[Collected data entries]

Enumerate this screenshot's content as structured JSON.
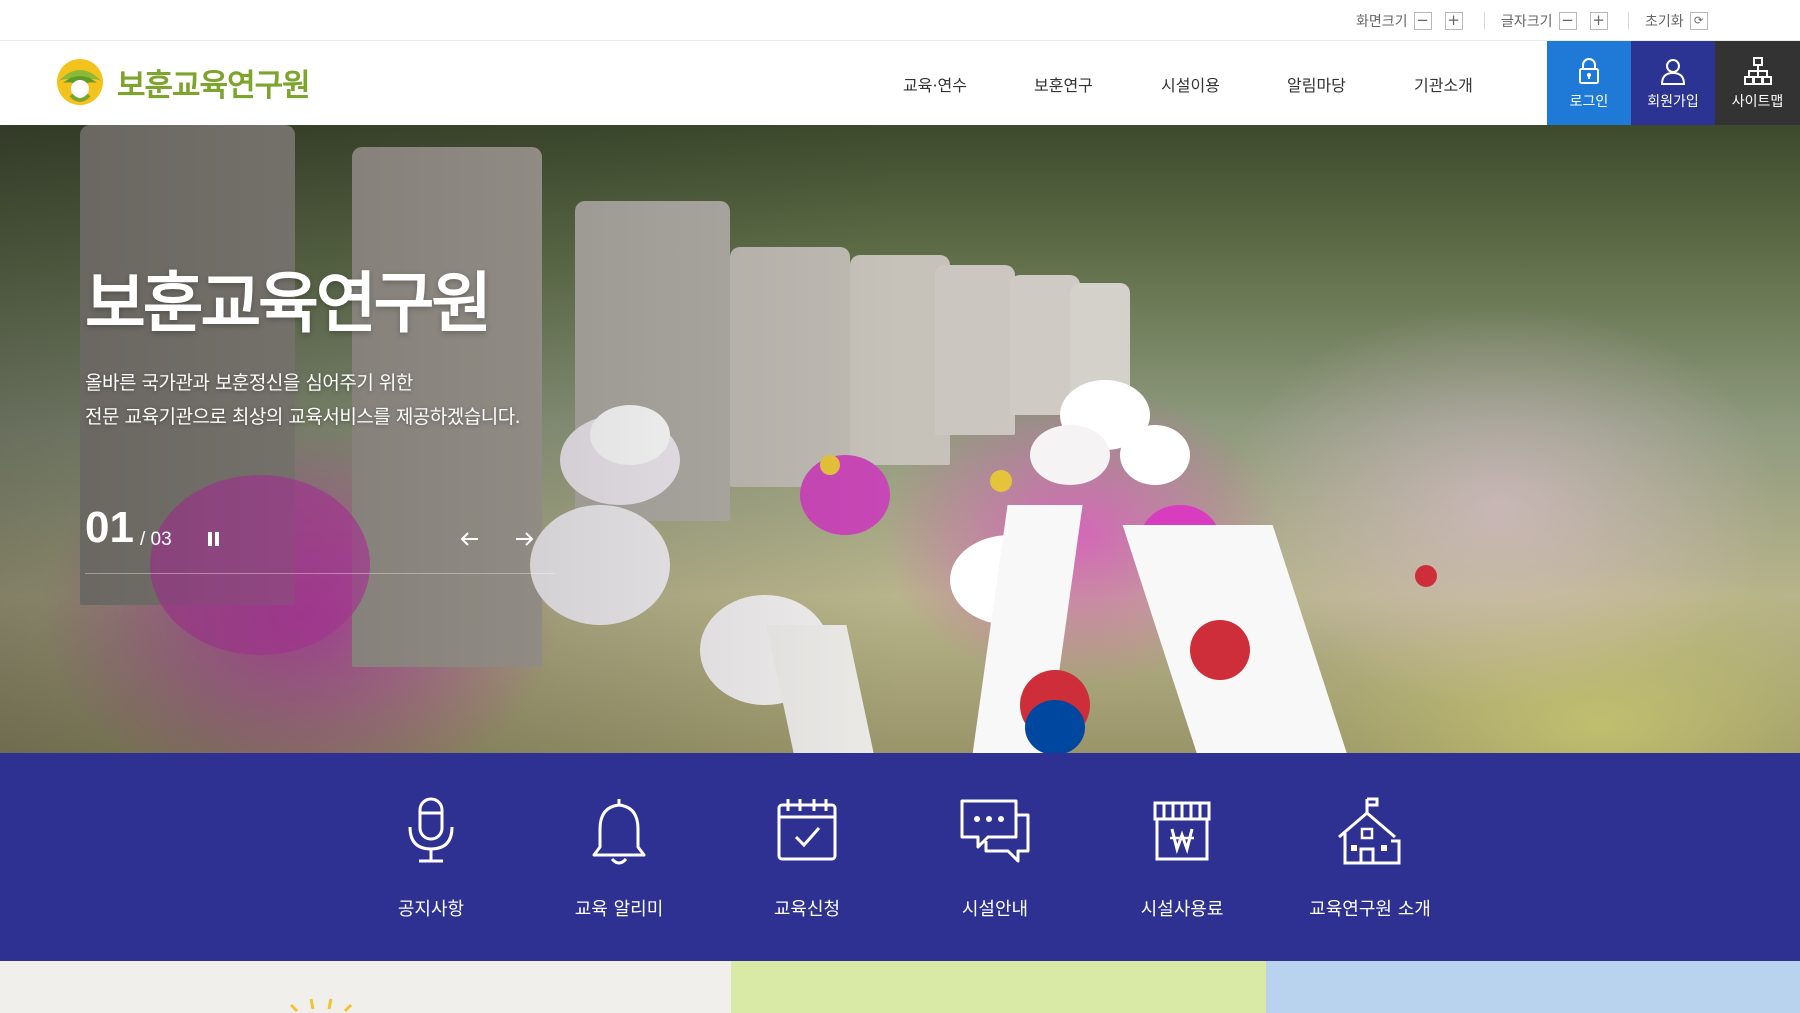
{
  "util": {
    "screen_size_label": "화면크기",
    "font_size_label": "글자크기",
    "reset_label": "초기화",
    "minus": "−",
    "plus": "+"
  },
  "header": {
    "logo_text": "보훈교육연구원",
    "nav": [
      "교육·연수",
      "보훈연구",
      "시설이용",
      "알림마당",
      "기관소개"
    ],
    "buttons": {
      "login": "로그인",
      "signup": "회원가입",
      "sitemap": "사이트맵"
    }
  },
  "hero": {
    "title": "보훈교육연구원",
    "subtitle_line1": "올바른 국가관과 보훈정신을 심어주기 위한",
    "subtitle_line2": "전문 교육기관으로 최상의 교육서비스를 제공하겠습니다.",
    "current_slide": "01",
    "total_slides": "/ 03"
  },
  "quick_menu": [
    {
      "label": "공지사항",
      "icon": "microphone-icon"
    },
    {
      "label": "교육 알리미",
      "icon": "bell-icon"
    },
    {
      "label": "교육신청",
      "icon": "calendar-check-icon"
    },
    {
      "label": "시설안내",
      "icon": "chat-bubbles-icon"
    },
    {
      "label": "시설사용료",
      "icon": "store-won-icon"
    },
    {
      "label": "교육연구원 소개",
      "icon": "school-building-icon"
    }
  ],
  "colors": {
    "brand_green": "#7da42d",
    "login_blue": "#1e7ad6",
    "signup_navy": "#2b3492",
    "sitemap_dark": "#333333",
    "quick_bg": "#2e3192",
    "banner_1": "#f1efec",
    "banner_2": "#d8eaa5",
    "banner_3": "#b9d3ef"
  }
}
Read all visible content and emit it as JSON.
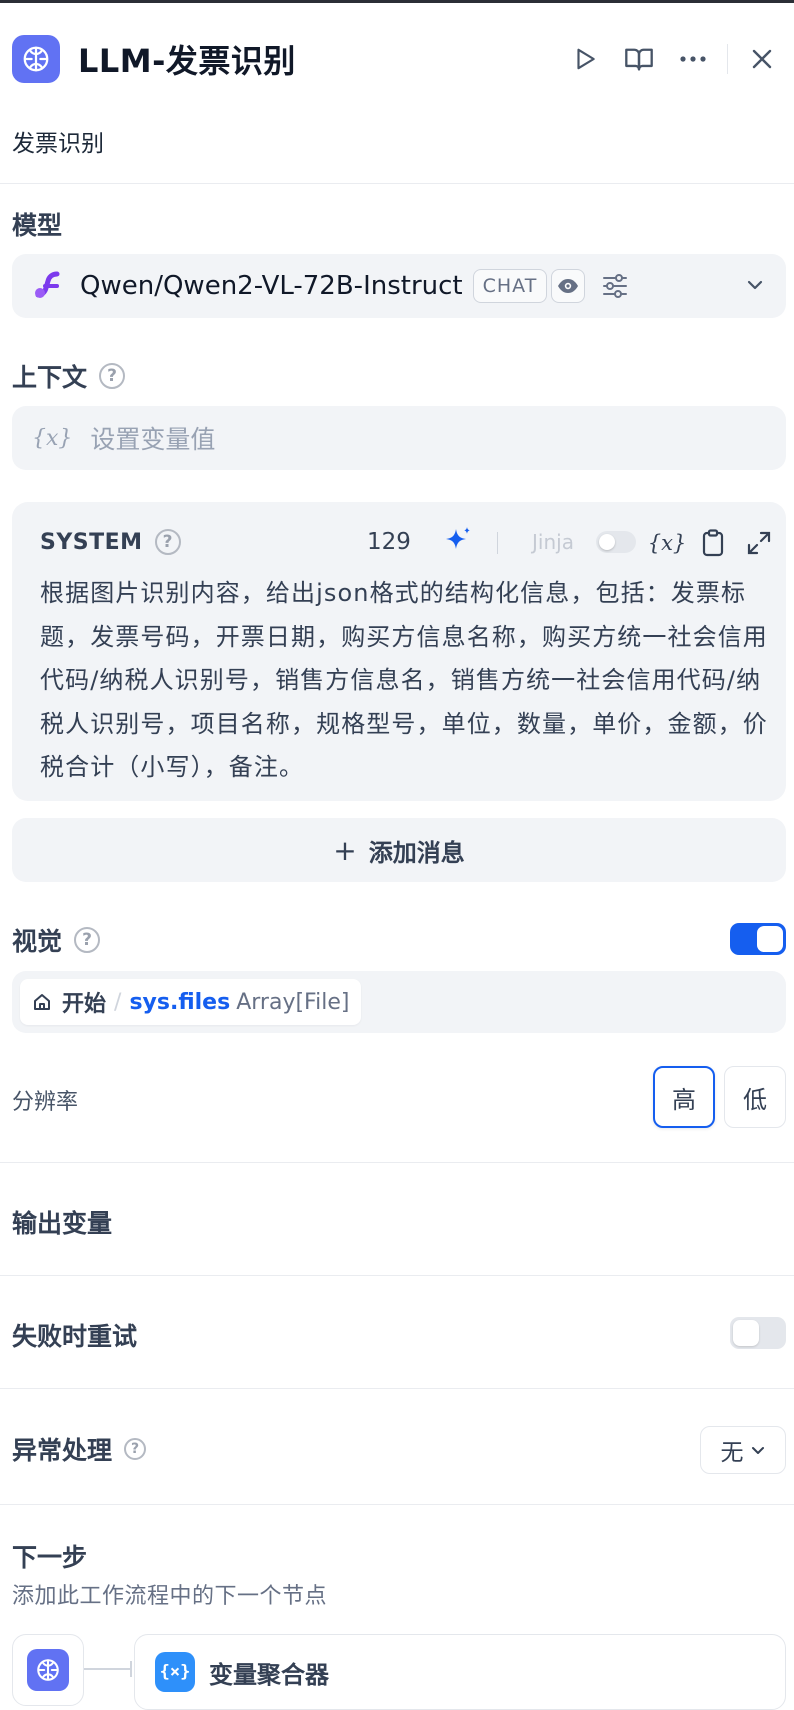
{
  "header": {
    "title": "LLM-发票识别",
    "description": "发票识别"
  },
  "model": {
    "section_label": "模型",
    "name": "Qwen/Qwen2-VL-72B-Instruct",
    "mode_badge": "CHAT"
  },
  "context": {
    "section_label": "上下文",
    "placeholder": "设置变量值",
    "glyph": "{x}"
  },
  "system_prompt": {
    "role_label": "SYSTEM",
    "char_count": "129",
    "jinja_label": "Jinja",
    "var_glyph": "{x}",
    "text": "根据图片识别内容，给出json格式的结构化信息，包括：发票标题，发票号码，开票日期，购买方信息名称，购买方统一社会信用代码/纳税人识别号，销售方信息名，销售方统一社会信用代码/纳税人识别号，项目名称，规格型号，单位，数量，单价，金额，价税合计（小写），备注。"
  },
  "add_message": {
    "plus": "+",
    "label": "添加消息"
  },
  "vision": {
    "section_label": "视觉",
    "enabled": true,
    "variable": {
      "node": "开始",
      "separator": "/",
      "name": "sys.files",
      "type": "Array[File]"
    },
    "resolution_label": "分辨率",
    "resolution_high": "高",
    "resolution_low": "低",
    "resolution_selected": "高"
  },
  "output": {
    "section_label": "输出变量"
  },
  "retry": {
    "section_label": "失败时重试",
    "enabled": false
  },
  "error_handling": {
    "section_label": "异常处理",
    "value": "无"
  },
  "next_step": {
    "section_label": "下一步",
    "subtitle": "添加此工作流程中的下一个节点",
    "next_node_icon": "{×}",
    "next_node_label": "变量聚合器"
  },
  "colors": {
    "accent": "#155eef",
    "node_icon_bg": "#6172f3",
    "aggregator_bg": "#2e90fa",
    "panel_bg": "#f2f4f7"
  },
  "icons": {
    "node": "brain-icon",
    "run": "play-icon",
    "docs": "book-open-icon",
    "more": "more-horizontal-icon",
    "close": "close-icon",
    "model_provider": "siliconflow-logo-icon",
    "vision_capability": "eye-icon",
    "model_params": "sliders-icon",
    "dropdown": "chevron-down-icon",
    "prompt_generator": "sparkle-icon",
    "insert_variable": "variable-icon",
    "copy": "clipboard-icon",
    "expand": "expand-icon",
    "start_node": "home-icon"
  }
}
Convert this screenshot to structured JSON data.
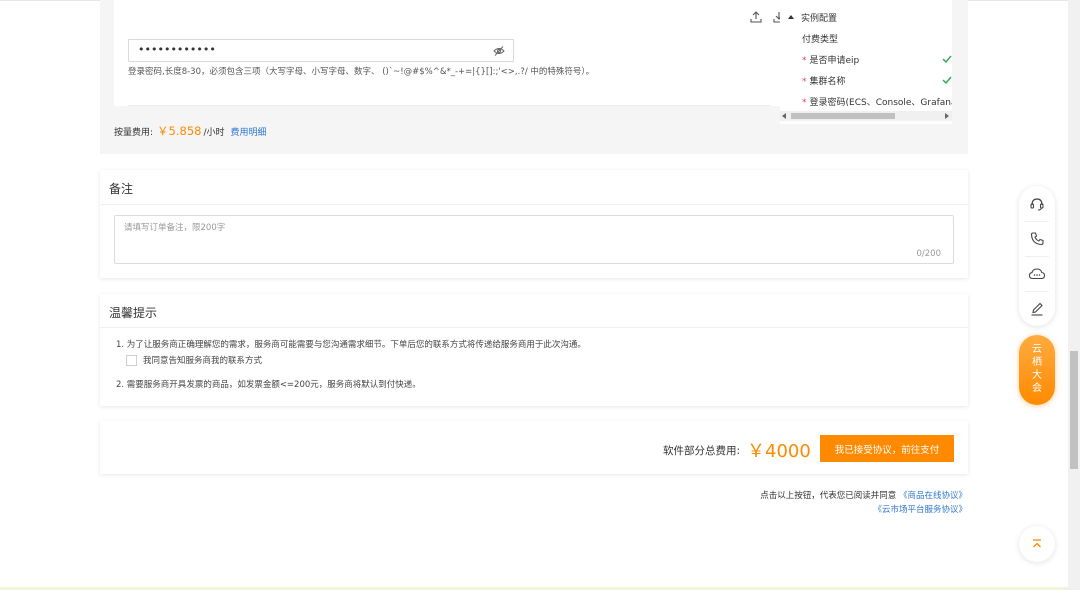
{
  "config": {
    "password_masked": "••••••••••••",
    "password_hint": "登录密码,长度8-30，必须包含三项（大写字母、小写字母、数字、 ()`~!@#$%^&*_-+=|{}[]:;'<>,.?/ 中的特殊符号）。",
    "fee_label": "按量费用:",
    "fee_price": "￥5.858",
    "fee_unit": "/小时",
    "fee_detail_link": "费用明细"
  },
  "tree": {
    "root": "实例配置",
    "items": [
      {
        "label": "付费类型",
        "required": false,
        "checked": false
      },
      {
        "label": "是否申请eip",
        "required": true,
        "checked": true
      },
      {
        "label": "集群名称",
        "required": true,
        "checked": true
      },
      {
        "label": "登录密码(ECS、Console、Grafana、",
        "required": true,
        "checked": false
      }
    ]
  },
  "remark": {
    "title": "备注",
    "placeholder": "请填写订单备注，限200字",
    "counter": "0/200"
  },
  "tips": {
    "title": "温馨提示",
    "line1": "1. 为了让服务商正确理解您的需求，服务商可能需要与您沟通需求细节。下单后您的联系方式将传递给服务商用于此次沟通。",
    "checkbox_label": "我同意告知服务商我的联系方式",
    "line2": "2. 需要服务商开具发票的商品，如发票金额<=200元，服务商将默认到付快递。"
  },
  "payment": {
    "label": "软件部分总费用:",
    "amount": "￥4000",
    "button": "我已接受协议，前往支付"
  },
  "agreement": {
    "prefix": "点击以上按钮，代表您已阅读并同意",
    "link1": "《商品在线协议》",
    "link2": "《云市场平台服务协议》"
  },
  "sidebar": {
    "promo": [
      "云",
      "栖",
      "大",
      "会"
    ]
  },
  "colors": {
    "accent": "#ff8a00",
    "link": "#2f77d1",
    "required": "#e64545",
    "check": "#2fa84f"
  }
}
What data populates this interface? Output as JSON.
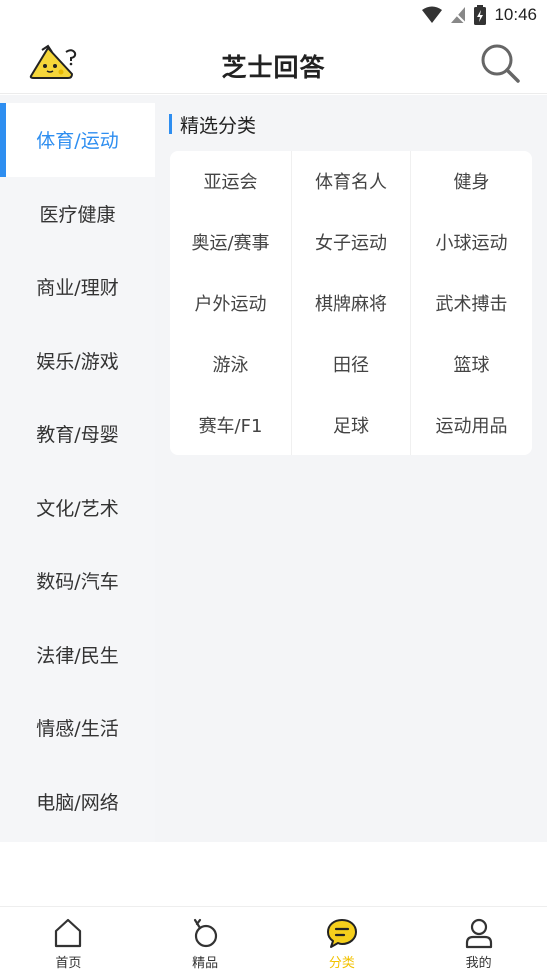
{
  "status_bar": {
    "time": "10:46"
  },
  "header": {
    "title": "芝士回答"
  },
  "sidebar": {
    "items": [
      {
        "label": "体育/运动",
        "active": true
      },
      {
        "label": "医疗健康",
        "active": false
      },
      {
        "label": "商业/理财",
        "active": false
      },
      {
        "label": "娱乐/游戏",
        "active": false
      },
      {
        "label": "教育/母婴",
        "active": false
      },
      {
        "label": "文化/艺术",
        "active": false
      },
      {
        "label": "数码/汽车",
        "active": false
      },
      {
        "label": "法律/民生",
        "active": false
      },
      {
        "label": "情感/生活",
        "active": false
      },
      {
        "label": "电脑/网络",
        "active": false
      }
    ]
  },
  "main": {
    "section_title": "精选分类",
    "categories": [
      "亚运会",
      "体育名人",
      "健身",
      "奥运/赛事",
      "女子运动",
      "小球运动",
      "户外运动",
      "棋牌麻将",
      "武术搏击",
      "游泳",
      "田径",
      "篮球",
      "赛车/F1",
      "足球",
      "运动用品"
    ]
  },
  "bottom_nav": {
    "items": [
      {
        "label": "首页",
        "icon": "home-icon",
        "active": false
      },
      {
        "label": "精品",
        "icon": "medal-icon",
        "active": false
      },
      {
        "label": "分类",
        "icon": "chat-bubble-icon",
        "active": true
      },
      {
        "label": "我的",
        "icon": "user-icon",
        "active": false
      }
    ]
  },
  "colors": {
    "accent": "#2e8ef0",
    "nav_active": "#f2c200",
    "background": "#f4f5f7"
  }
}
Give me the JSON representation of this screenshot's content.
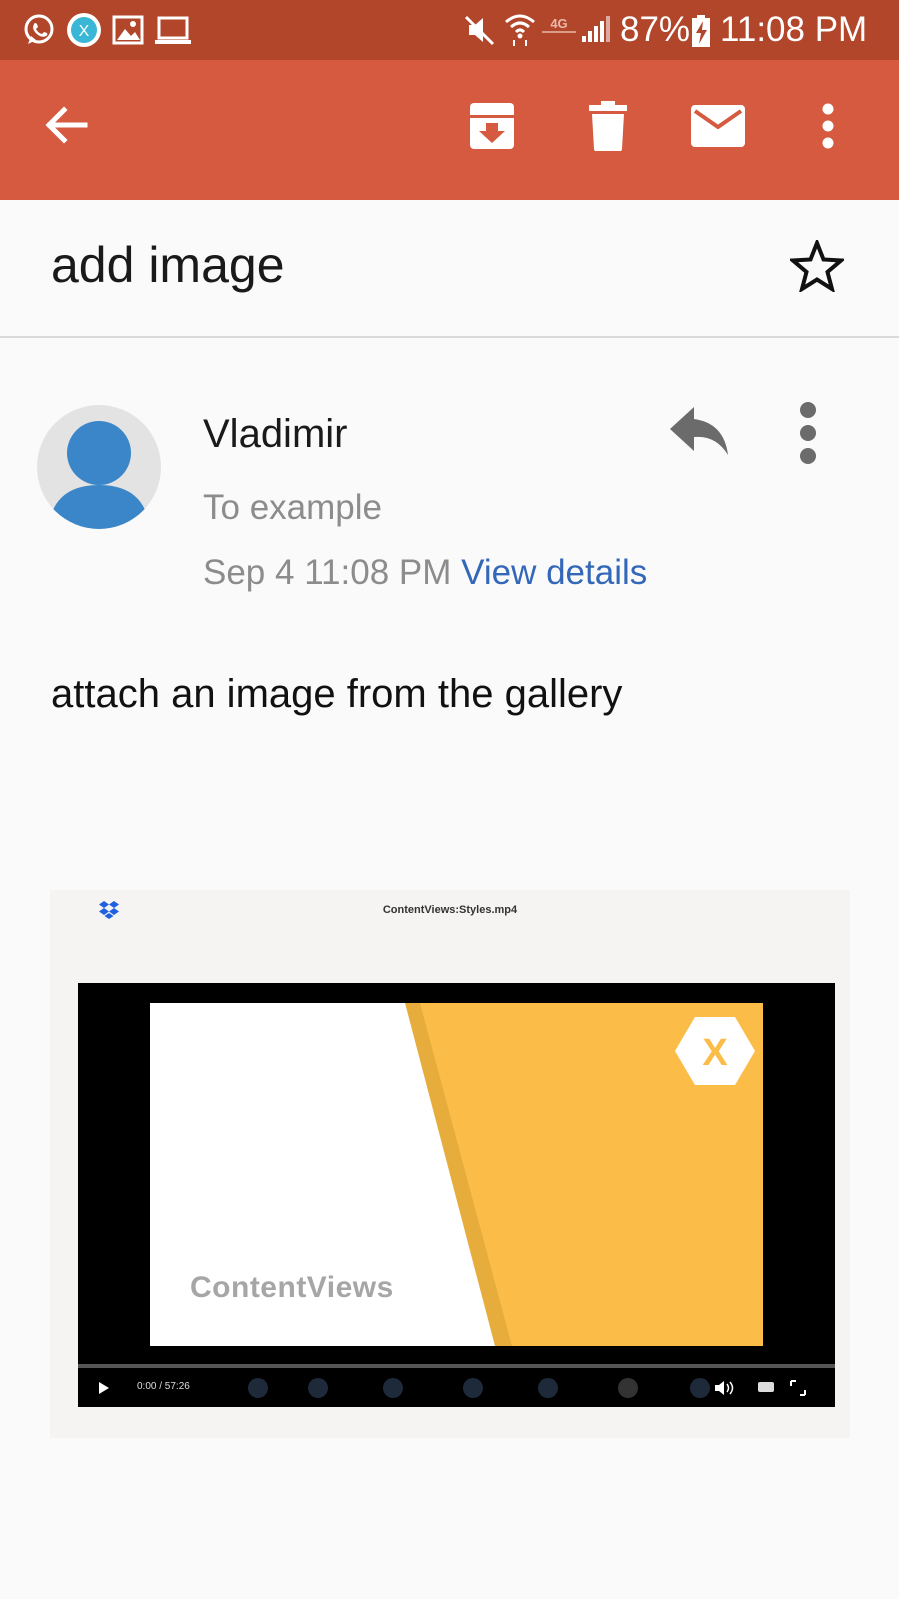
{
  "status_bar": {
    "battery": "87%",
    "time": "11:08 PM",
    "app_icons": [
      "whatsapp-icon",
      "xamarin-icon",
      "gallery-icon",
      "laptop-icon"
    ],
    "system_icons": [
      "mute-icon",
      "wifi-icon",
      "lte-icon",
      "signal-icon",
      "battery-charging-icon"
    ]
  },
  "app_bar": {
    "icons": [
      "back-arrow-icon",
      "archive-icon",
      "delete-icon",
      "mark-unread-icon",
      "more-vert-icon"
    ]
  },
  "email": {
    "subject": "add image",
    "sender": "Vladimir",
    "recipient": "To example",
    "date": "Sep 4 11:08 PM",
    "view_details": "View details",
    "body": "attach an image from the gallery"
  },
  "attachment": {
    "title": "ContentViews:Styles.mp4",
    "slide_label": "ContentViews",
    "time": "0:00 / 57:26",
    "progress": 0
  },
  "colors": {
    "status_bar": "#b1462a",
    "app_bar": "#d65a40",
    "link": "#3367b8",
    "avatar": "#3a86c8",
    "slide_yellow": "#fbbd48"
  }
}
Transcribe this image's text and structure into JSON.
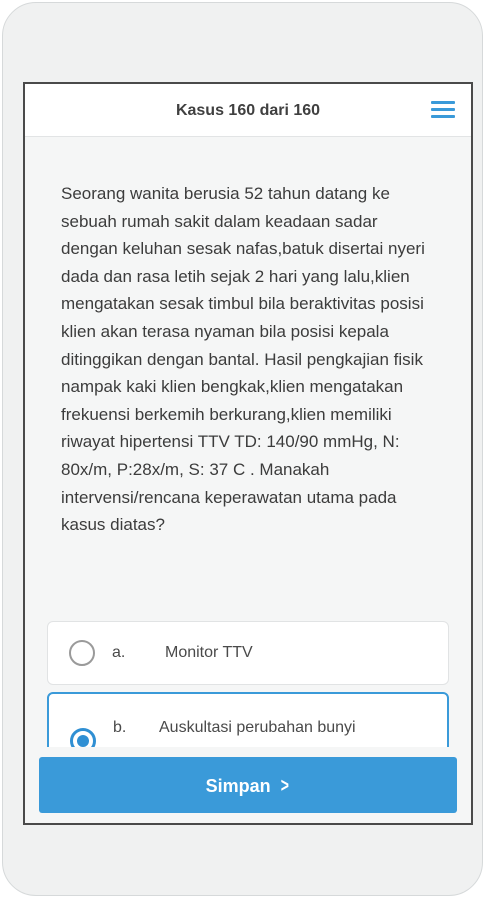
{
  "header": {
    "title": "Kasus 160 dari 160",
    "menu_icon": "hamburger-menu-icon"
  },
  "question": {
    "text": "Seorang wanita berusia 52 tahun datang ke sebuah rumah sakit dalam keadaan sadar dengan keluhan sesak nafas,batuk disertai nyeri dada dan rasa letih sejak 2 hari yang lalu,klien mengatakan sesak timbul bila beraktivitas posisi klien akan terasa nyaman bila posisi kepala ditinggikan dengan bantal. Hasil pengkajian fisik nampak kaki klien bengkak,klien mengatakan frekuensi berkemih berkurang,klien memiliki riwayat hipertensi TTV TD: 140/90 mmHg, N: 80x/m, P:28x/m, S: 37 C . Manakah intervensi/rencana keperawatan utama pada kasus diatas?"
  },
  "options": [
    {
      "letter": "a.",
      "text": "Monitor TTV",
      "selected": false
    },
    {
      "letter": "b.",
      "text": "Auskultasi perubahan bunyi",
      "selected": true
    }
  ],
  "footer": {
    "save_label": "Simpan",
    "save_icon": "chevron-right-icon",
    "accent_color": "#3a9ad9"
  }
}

→ INSTRUCTION
Search the records above for "ContentViews". Copy each line where it is found.

→ PROBLEM SOLUTION
    "title": "ContentViews:Styles.mp4",
    "slide_label": "ContentViews",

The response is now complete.